Data items

.....

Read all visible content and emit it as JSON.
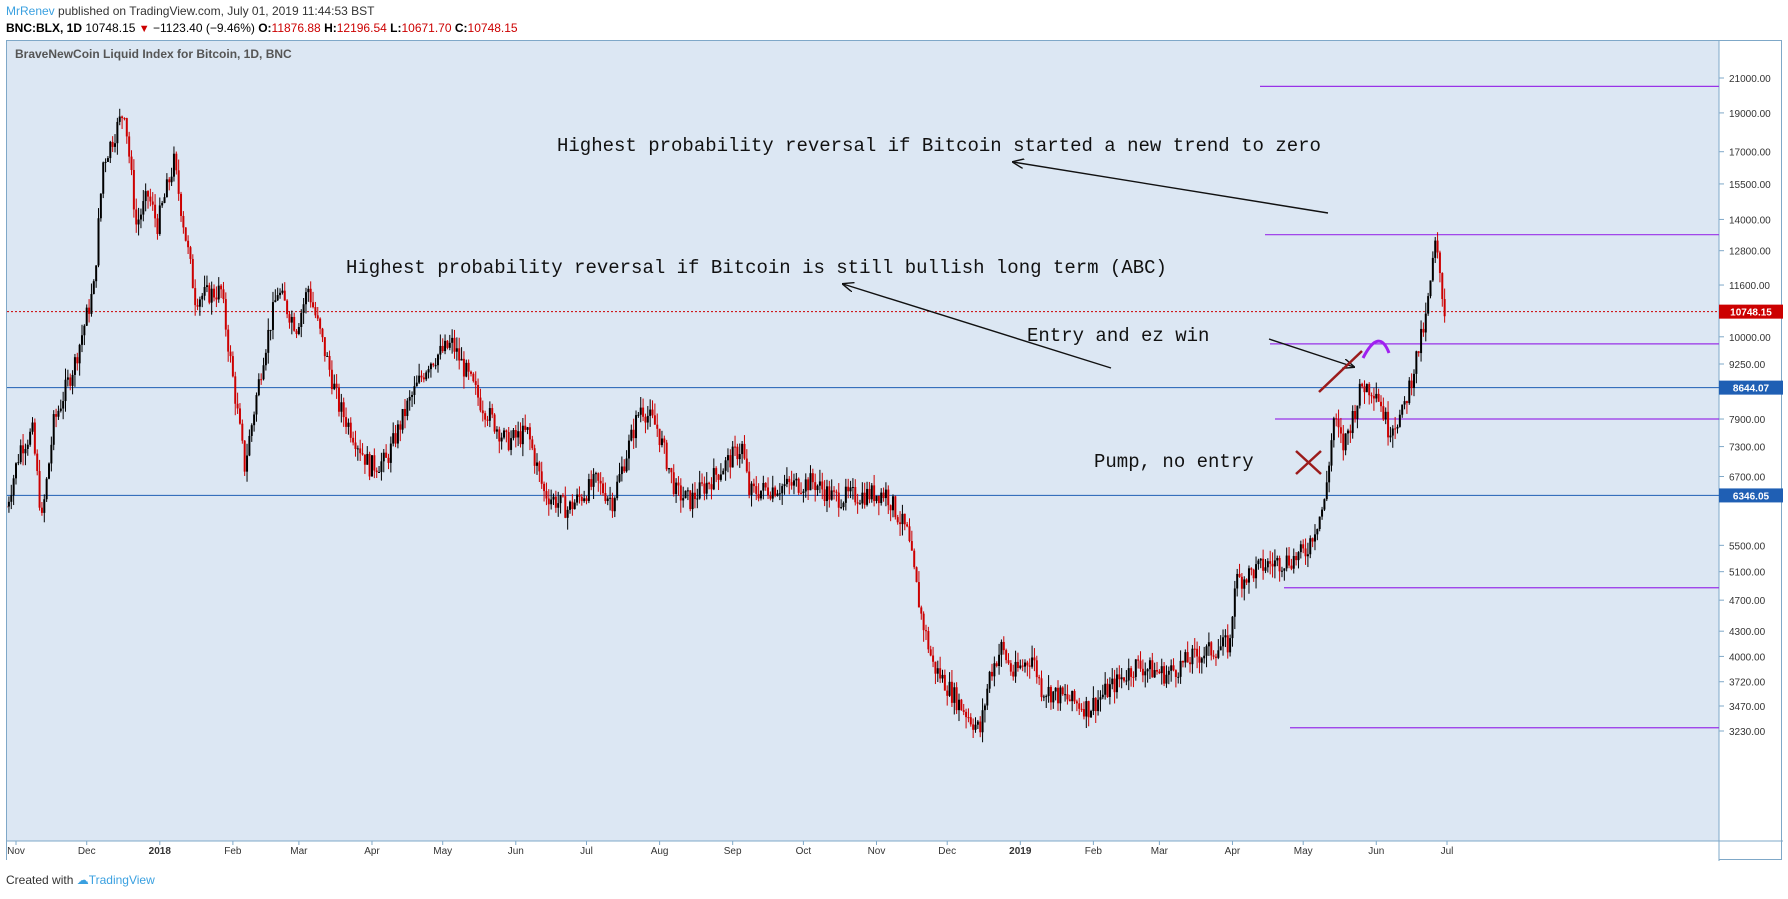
{
  "header": {
    "user": "MrRenev",
    "published": "published on TradingView.com, July 01, 2019 11:44:53 BST",
    "symbol": "BNC:BLX, 1D",
    "last": "10748.15",
    "change_arrow": "▼",
    "change": "−1123.40 (−9.46%)",
    "o_label": "O:",
    "o": "11876.88",
    "h_label": "H:",
    "h": "12196.54",
    "l_label": "L:",
    "l": "10671.70",
    "c_label": "C:",
    "c": "10748.15"
  },
  "footer": {
    "created": "Created with",
    "brand": "TradingView"
  },
  "colors": {
    "background": "#dce7f3",
    "up": "#000000",
    "down": "#cc0000",
    "purple": "#9932e8",
    "blue": "#1f5fb4"
  },
  "chart_data": {
    "type": "candlestick",
    "title": "BraveNewCoin Liquid Index for Bitcoin, 1D, BNC",
    "y_scale": "log",
    "y_ticks": [
      3230,
      3470,
      3720,
      4000,
      4300,
      4700,
      5100,
      5500,
      6700,
      7300,
      7900,
      9250,
      10000,
      11600,
      12800,
      14000,
      15500,
      17000,
      19000,
      21000
    ],
    "x_ticks": [
      "Nov",
      "Dec",
      "2018",
      "Feb",
      "Mar",
      "Apr",
      "May",
      "Jun",
      "Jul",
      "Aug",
      "Sep",
      "Oct",
      "Nov",
      "Dec",
      "2019",
      "Feb",
      "Mar",
      "Apr",
      "May",
      "Jun",
      "Jul"
    ],
    "price_path": [
      [
        "2017-10-28",
        6150
      ],
      [
        "2017-11-03",
        7300
      ],
      [
        "2017-11-08",
        7600
      ],
      [
        "2017-11-12",
        5900
      ],
      [
        "2017-11-17",
        7800
      ],
      [
        "2017-11-26",
        9300
      ],
      [
        "2017-12-04",
        11500
      ],
      [
        "2017-12-08",
        16500
      ],
      [
        "2017-12-17",
        19200
      ],
      [
        "2017-12-22",
        13800
      ],
      [
        "2017-12-27",
        15000
      ],
      [
        "2017-12-31",
        13800
      ],
      [
        "2018-01-07",
        16500
      ],
      [
        "2018-01-16",
        11200
      ],
      [
        "2018-01-27",
        11400
      ],
      [
        "2018-02-06",
        6900
      ],
      [
        "2018-02-14",
        9500
      ],
      [
        "2018-02-20",
        11400
      ],
      [
        "2018-02-28",
        10300
      ],
      [
        "2018-03-05",
        11500
      ],
      [
        "2018-03-18",
        8200
      ],
      [
        "2018-03-31",
        6900
      ],
      [
        "2018-04-07",
        7000
      ],
      [
        "2018-04-16",
        8200
      ],
      [
        "2018-04-25",
        9300
      ],
      [
        "2018-05-05",
        9800
      ],
      [
        "2018-05-17",
        8300
      ],
      [
        "2018-05-28",
        7400
      ],
      [
        "2018-06-06",
        7600
      ],
      [
        "2018-06-13",
        6400
      ],
      [
        "2018-06-23",
        6100
      ],
      [
        "2018-07-05",
        6600
      ],
      [
        "2018-07-12",
        6250
      ],
      [
        "2018-07-24",
        8200
      ],
      [
        "2018-07-31",
        7700
      ],
      [
        "2018-08-08",
        6400
      ],
      [
        "2018-08-14",
        6250
      ],
      [
        "2018-08-24",
        6700
      ],
      [
        "2018-09-05",
        7300
      ],
      [
        "2018-09-08",
        6400
      ],
      [
        "2018-09-20",
        6500
      ],
      [
        "2018-10-05",
        6600
      ],
      [
        "2018-10-14",
        6300
      ],
      [
        "2018-11-05",
        6400
      ],
      [
        "2018-11-14",
        5700
      ],
      [
        "2018-11-20",
        4500
      ],
      [
        "2018-11-25",
        3900
      ],
      [
        "2018-12-06",
        3500
      ],
      [
        "2018-12-15",
        3230
      ],
      [
        "2018-12-19",
        3800
      ],
      [
        "2018-12-24",
        4100
      ],
      [
        "2018-12-29",
        3800
      ],
      [
        "2019-01-06",
        4000
      ],
      [
        "2019-01-10",
        3650
      ],
      [
        "2019-01-30",
        3450
      ],
      [
        "2019-02-08",
        3650
      ],
      [
        "2019-02-19",
        3900
      ],
      [
        "2019-03-04",
        3800
      ],
      [
        "2019-03-16",
        4000
      ],
      [
        "2019-03-31",
        4150
      ],
      [
        "2019-04-02",
        4950
      ],
      [
        "2019-04-15",
        5200
      ],
      [
        "2019-04-27",
        5300
      ],
      [
        "2019-05-02",
        5400
      ],
      [
        "2019-05-10",
        6200
      ],
      [
        "2019-05-14",
        7900
      ],
      [
        "2019-05-18",
        7300
      ],
      [
        "2019-05-26",
        8700
      ],
      [
        "2019-06-01",
        8600
      ],
      [
        "2019-06-06",
        7700
      ],
      [
        "2019-06-12",
        8000
      ],
      [
        "2019-06-16",
        8900
      ],
      [
        "2019-06-22",
        10500
      ],
      [
        "2019-06-26",
        13000
      ],
      [
        "2019-06-28",
        12000
      ],
      [
        "2019-06-30",
        10748
      ]
    ],
    "horizontal_lines": [
      {
        "price": 10748.15,
        "label": "10748.15",
        "color": "#cc0000",
        "style": "dotted"
      },
      {
        "price": 8644.07,
        "label": "8644.07",
        "color": "#1f5fb4",
        "style": "solid"
      },
      {
        "price": 6346.05,
        "label": "6346.05",
        "color": "#1f5fb4",
        "style": "solid"
      }
    ],
    "purple_levels": [
      20500,
      13400,
      9800,
      7900,
      4870,
      3260
    ],
    "annotations": [
      {
        "text": "Highest probability reversal if Bitcoin started a new trend to zero"
      },
      {
        "text": "Highest probability reversal if Bitcoin is still bullish long term (ABC)"
      },
      {
        "text": "Entry and ez win"
      },
      {
        "text": "Pump, no entry"
      }
    ]
  }
}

.....

*Requirement:*
Look through the records and gather every line containing "TradingView".

*Final result:*
    "published": "published on TradingView.com, July 01, 2019 11:44:53 BST",
    "brand": "TradingView"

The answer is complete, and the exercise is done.